INSTRUCTIONS TO FOLLOW ▸ Find each line holding the word "hodnoty" and give the total alone.

PROVIDED ENTRIES ▸
- - - - - - -
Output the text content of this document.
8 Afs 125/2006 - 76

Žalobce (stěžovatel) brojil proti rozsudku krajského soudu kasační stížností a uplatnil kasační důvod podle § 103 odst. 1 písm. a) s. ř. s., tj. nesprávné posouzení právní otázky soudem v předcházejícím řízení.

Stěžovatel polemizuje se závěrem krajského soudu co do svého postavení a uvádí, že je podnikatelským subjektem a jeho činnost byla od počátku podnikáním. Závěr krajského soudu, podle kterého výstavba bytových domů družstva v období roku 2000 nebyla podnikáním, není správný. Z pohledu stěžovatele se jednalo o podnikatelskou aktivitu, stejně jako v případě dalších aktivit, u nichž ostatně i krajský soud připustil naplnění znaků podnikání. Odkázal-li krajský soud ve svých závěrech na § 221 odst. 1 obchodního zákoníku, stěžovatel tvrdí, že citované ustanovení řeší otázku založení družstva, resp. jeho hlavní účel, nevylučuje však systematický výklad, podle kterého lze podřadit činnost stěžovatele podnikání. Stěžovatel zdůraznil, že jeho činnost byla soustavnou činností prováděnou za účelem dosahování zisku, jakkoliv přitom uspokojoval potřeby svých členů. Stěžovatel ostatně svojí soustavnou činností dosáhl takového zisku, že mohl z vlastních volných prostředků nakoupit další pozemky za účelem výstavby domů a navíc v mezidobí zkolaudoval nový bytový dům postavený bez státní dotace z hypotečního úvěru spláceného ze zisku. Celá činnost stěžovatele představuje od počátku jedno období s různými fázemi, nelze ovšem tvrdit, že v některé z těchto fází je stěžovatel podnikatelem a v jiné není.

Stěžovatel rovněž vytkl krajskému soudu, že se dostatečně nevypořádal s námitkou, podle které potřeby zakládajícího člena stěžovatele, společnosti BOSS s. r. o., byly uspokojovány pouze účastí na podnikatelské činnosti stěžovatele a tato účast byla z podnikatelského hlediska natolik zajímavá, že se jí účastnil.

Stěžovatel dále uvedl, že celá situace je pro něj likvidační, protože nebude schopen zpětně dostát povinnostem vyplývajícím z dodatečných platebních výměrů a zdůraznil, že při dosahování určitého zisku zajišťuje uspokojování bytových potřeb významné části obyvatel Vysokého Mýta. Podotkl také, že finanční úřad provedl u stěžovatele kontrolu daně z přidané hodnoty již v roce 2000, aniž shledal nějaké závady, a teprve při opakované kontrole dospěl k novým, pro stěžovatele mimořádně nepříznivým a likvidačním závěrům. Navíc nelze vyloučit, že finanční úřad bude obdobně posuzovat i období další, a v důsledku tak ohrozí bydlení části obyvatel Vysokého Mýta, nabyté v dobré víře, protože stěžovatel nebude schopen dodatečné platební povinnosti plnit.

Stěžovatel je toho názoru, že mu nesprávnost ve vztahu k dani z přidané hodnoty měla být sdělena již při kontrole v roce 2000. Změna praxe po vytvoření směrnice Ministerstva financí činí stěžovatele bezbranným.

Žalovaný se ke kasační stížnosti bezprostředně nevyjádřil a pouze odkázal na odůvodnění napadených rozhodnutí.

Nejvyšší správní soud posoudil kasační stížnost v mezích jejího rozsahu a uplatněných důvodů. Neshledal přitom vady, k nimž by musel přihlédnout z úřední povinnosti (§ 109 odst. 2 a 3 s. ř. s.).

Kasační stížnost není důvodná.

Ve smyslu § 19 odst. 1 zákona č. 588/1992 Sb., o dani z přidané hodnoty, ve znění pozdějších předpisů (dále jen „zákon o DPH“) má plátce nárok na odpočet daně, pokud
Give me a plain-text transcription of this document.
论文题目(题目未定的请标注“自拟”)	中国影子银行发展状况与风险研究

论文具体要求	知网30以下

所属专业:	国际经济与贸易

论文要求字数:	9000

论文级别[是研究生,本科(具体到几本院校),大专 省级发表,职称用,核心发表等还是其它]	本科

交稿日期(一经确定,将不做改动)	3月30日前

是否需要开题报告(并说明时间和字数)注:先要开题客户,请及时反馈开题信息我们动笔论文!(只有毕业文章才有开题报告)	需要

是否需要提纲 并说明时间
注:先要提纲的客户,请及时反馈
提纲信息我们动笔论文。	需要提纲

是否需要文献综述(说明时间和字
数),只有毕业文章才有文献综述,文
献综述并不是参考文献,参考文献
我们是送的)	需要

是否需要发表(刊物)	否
- - - - - - -
EXERCISE ANSWER ▸ 3